What to do: From the entries below, gather every line containing the string "fermentation".

[Records]
****************

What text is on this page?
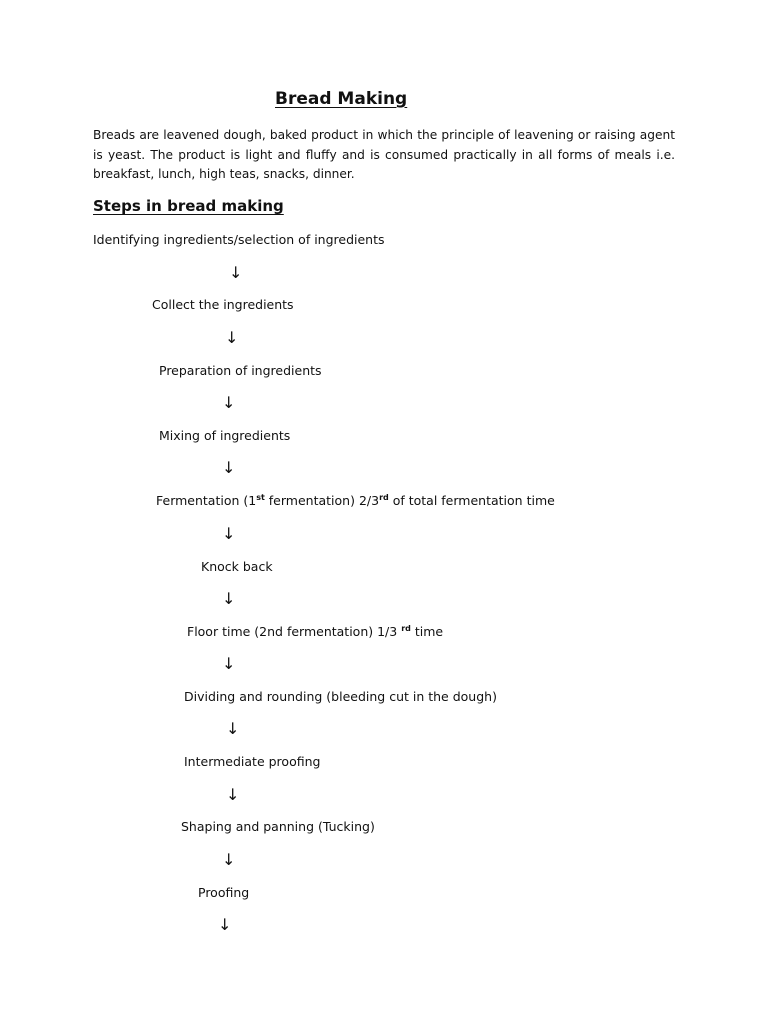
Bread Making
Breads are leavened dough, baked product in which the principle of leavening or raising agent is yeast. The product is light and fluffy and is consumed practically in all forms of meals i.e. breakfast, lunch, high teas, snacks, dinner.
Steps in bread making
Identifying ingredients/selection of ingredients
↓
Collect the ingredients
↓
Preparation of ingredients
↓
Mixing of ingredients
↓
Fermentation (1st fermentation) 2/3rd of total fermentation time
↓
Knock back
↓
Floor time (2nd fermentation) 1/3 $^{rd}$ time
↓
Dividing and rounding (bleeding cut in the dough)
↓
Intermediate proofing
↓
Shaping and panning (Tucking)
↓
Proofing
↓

****************

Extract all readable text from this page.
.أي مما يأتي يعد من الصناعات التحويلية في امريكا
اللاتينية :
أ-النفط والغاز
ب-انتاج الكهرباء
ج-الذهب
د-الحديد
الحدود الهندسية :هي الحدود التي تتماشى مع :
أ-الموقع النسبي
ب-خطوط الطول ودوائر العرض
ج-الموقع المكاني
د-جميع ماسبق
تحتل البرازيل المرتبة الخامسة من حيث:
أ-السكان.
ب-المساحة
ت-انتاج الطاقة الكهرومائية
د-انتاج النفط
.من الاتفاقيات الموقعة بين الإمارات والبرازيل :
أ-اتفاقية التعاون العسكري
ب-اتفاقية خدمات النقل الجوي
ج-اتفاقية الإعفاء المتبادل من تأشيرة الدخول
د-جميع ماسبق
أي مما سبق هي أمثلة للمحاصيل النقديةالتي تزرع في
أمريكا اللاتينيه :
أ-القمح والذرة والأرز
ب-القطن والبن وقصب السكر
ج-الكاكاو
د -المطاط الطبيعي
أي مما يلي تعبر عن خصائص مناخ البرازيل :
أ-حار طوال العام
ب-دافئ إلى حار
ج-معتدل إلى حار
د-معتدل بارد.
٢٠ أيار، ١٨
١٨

****************

Exercise result:
Fermentation (1st fermentation) 2/3rd of total fermentation time
Floor time (2nd fermentation) 1/3 $^{rd}$ time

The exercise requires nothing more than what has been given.